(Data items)
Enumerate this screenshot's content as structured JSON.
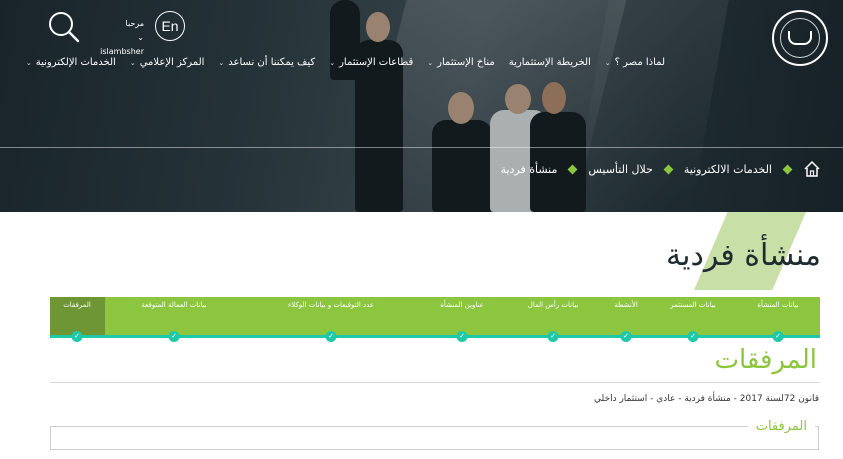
{
  "header": {
    "greeting": "مرحبا",
    "username": "islambsher",
    "lang_button": "En",
    "nav": [
      {
        "label": "لماذا مصر ؟"
      },
      {
        "label": "الخريطة الإستثمارية"
      },
      {
        "label": "مناخ الإستثمار"
      },
      {
        "label": "قطاعات الإستثمار"
      },
      {
        "label": "كيف يمكننا أن نساعد"
      },
      {
        "label": "المركز الإعلامي"
      },
      {
        "label": "الخدمات الإلكترونية"
      }
    ]
  },
  "breadcrumb": {
    "items": [
      "الخدمات الالكترونية",
      "حلال التأسيس",
      "منشأة فردية"
    ]
  },
  "page": {
    "title": "منشأة فردية"
  },
  "steps": {
    "items": [
      {
        "label": "بيانات المنشأة"
      },
      {
        "label": "بيانات المستثمر"
      },
      {
        "label": "الأنشطة"
      },
      {
        "label": "بيانات رأس المال"
      },
      {
        "label": "عناوين المنشأة"
      },
      {
        "label": "عدد التوقيعات و بيانات الوكلاء"
      },
      {
        "label": "بيانات العمالة المتوقعة"
      },
      {
        "label": "المرفقات"
      }
    ],
    "active_index": 7
  },
  "attachments": {
    "title": "المرفقات",
    "info": "قانون 72لسنة 2017 - منشأة فردية - عادي - استثمار داخلي",
    "box_legend": "المرفقات"
  },
  "colors": {
    "accent_green": "#8cc63f",
    "teal": "#1fc8a9"
  },
  "icons": {
    "search": "search-icon",
    "home": "home-icon",
    "logo": "gafi-logo"
  }
}
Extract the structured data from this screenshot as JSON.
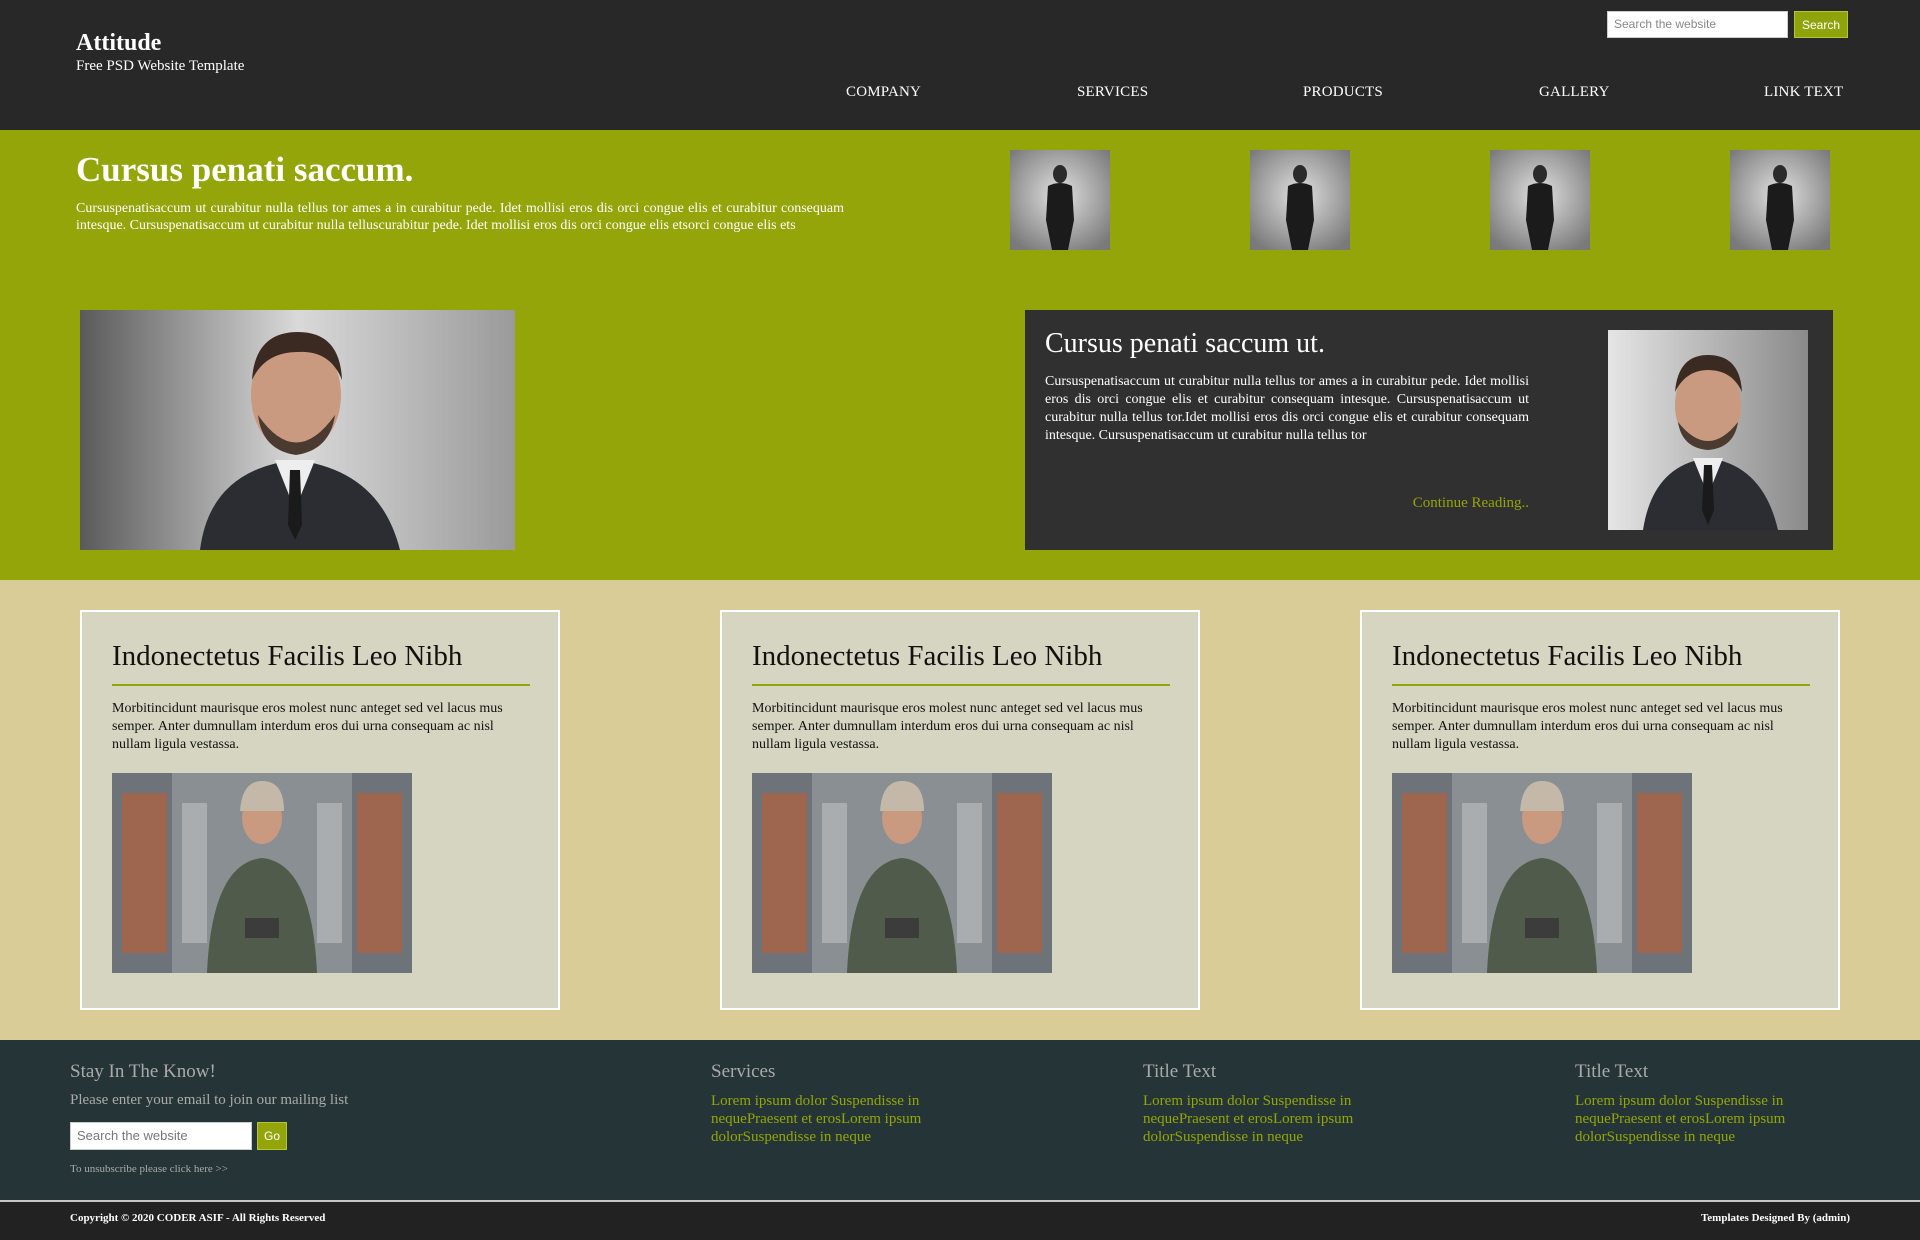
{
  "header": {
    "title": "Attitude",
    "subtitle": "Free PSD Website Template",
    "search_placeholder": "Search the website",
    "search_button": "Search",
    "nav": [
      "COMPANY",
      "SERVICES",
      "PRODUCTS",
      "GALLERY",
      "LINK TEXT"
    ]
  },
  "hero": {
    "title": "Cursus penati saccum.",
    "text": "Cursuspenatisaccum ut curabitur nulla tellus tor ames a in curabitur pede. Idet mollisi eros dis orci congue elis et curabitur consequam intesque. Cursuspenatisaccum ut curabitur nulla telluscurabitur pede. Idet mollisi eros dis orci congue elis etsorci congue elis ets"
  },
  "feature": {
    "title": "Cursus penati saccum ut.",
    "text": "Cursuspenatisaccum ut curabitur nulla tellus tor ames a in curabitur pede. Idet mollisi eros dis orci congue elis et curabitur consequam intesque. Cursuspenatisaccum ut curabitur nulla tellus tor.Idet mollisi eros dis orci congue elis et curabitur consequam intesque. Cursuspenatisaccum ut curabitur nulla tellus tor",
    "link": "Continue Reading.."
  },
  "cards": [
    {
      "title": "Indonectetus Facilis Leo Nibh",
      "text": "Morbitincidunt maurisque eros molest nunc anteget sed vel lacus mus semper. Anter dumnullam interdum eros dui urna consequam ac nisl nullam ligula vestassa."
    },
    {
      "title": "Indonectetus Facilis Leo Nibh",
      "text": "Morbitincidunt maurisque eros molest nunc anteget sed vel lacus mus semper. Anter dumnullam interdum eros dui urna consequam ac nisl nullam ligula vestassa."
    },
    {
      "title": "Indonectetus Facilis Leo Nibh",
      "text": "Morbitincidunt maurisque eros molest nunc anteget sed vel lacus mus semper. Anter dumnullam interdum eros dui urna consequam ac nisl nullam ligula vestassa."
    }
  ],
  "footer": {
    "newsletter_title": "Stay In The Know!",
    "newsletter_text": "Please enter your email to join our mailing list",
    "newsletter_placeholder": "Search the website",
    "newsletter_button": "Go",
    "unsubscribe": "To unsubscribe please click here >>",
    "columns": [
      {
        "title": "Services",
        "text": "Lorem ipsum dolor Suspendisse in nequePraesent et erosLorem ipsum dolorSuspendisse in neque"
      },
      {
        "title": "Title Text",
        "text": "Lorem ipsum dolor Suspendisse in nequePraesent et erosLorem ipsum dolorSuspendisse in neque"
      },
      {
        "title": "Title Text",
        "text": "Lorem ipsum dolor Suspendisse in nequePraesent et erosLorem ipsum dolorSuspendisse in neque"
      }
    ],
    "copyright": "Copyright © 2020 CODER ASIF - All Rights Reserved",
    "credits": "Templates Designed By (admin)"
  },
  "colors": {
    "header_bg": "#282828",
    "accent": "#93a508",
    "cards_bg": "#d9cc97",
    "card_bg": "#d5d5c1",
    "footer_bg": "#253436",
    "feature_bg": "#303030"
  }
}
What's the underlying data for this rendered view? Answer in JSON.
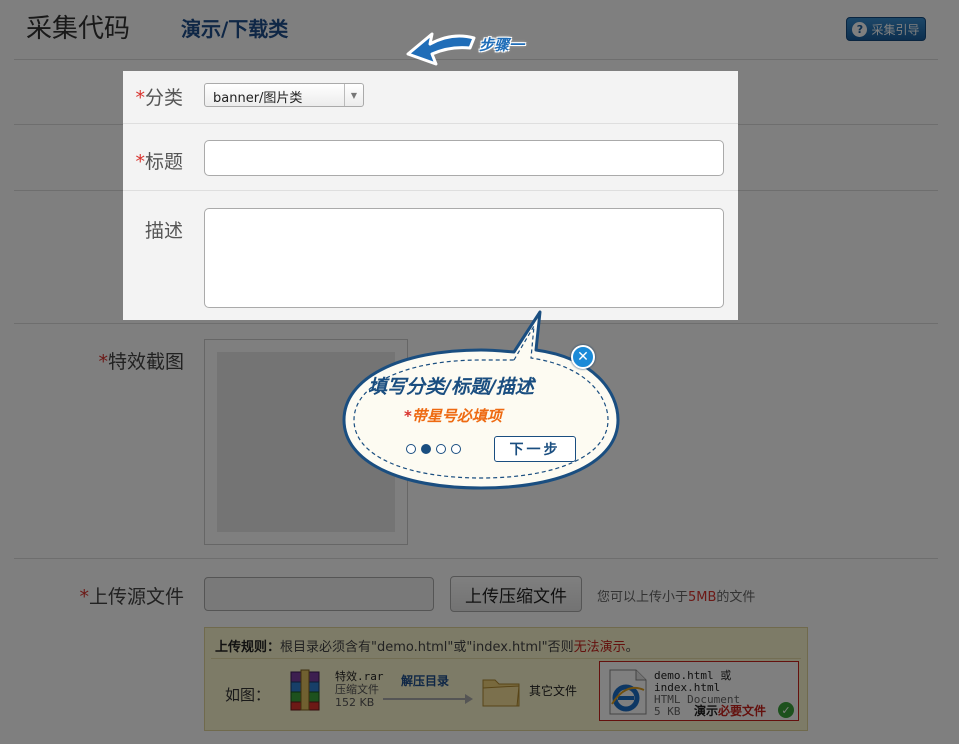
{
  "header": {
    "title": "采集代码",
    "subtitle": "演示/下载类",
    "help_label": "采集引导",
    "help_icon": "question-icon"
  },
  "form": {
    "category": {
      "label": "分类",
      "required": "*",
      "value": "banner/图片类"
    },
    "title": {
      "label": "标题",
      "required": "*",
      "value": ""
    },
    "description": {
      "label": "描述",
      "value": ""
    },
    "screenshot": {
      "label": "特效截图",
      "required": "*"
    },
    "source_file": {
      "label": "上传源文件",
      "required": "*",
      "button_label": "上传压缩文件",
      "hint_prefix": "您可以上传小于",
      "hint_size": "5MB",
      "hint_suffix": "的文件"
    }
  },
  "rules": {
    "heading": "上传规则：",
    "text_a": "根目录必须含有\"demo.html\"或\"index.html\"否则",
    "text_warn": "无法演示",
    "text_end": "。",
    "example_label": "如图：",
    "archive_name": "特效.rar",
    "archive_type": "压缩文件",
    "archive_size": "152 KB",
    "arrow_label": "解压目录",
    "other_files": "其它文件",
    "html_name": "demo.html 或 index.html",
    "html_type": "HTML Document",
    "html_size": "5 KB",
    "must_prefix": "演示",
    "must_highlight": "必要文件"
  },
  "guide": {
    "step_label": "步骤一",
    "bubble_title": "填写分类/标题/描述",
    "bubble_note_star": "*",
    "bubble_note": "带星号必填项",
    "next_label": "下一步",
    "total_steps": 4,
    "current_step": 2
  },
  "colors": {
    "accent_blue": "#1a4e80",
    "required_red": "#d8322d",
    "note_orange": "#ee6a12",
    "overlay": "rgba(0,0,0,0.5)"
  }
}
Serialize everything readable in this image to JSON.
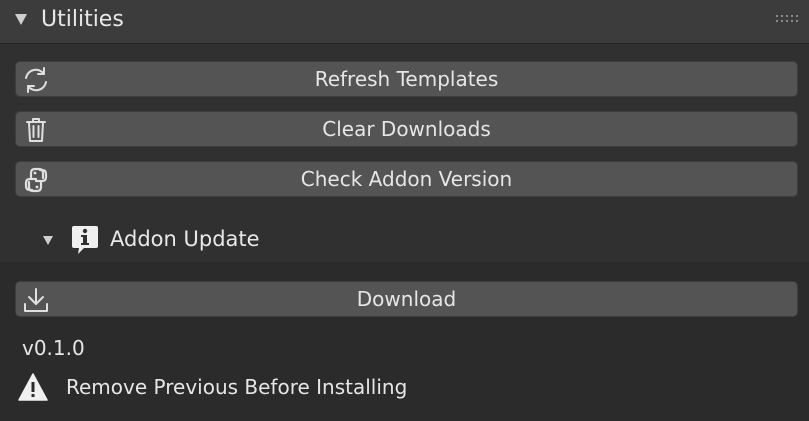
{
  "panel": {
    "title": "Utilities",
    "buttons": {
      "refresh": "Refresh Templates",
      "clear": "Clear Downloads",
      "check": "Check Addon Version"
    }
  },
  "addon_update": {
    "title": "Addon Update",
    "download_label": "Download",
    "version": "v0.1.0",
    "warning": "Remove Previous Before Installing"
  },
  "icons": {
    "collapse_utilities": "triangle-down-icon",
    "drag_handle": "grip-dots-icon",
    "refresh": "refresh-icon",
    "clear": "trash-icon",
    "check": "python-icon",
    "collapse_addon_update": "triangle-down-icon",
    "info": "info-icon",
    "download": "download-icon",
    "warning": "warning-icon"
  },
  "colors": {
    "background": "#2b2b2b",
    "header": "#3c3c3c",
    "subpanel": "#303030",
    "button": "#545454",
    "text": "#e6e6e6"
  }
}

STATED EXERCISE
Collect the lines that hold "فردية".

CORRECT RESPONSE
      "منشأة فردية"
    "title": "منشأة فردية"
    "info": "قانون 72لسنة 2017 - منشأة فردية - عادي - استثمار داخلي",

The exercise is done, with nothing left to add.